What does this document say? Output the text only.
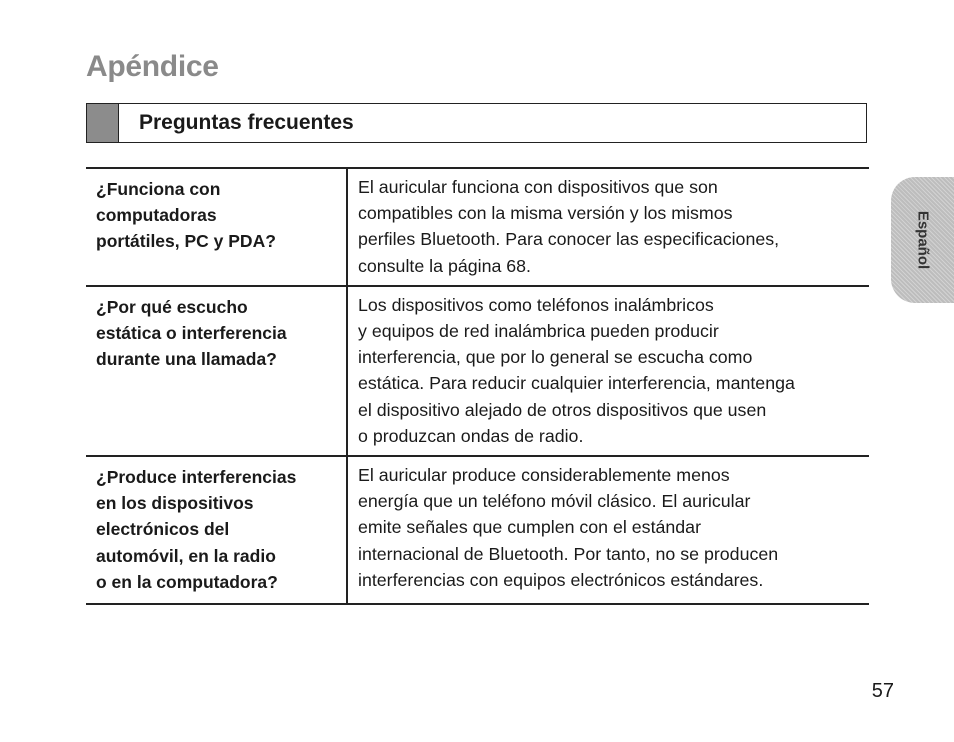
Apéndice
Preguntas frecuentes
¿Funciona con
computadoras
portátiles, PC y PDA?
El auricular funciona con dispositivos que son
compatibles con la misma versión y los mismos
perfiles Bluetooth. Para conocer las especificaciones,
consulte la página 68.
¿Por qué escucho
estática o interferencia
durante una llamada?
Los dispositivos como teléfonos inalámbricos
y equipos de red inalámbrica pueden producir
interferencia, que por lo general se escucha como
estática. Para reducir cualquier interferencia, mantenga
el dispositivo alejado de otros dispositivos que usen
o produzcan ondas de radio.
¿Produce interferencias
en los dispositivos
electrónicos del
automóvil, en la radio
o en la computadora?
El auricular produce considerablemente menos
energía que un teléfono móvil clásico. El auricular
emite señales que cumplen con el estándar
internacional de Bluetooth. Por tanto, no se producen
interferencias con equipos electrónicos estándares.
Español
57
=======
Point out every line holding the string "interferencias" and copy it.

» Expected output
¿Produce interferencias
interferencias con equipos electrónicos estándares.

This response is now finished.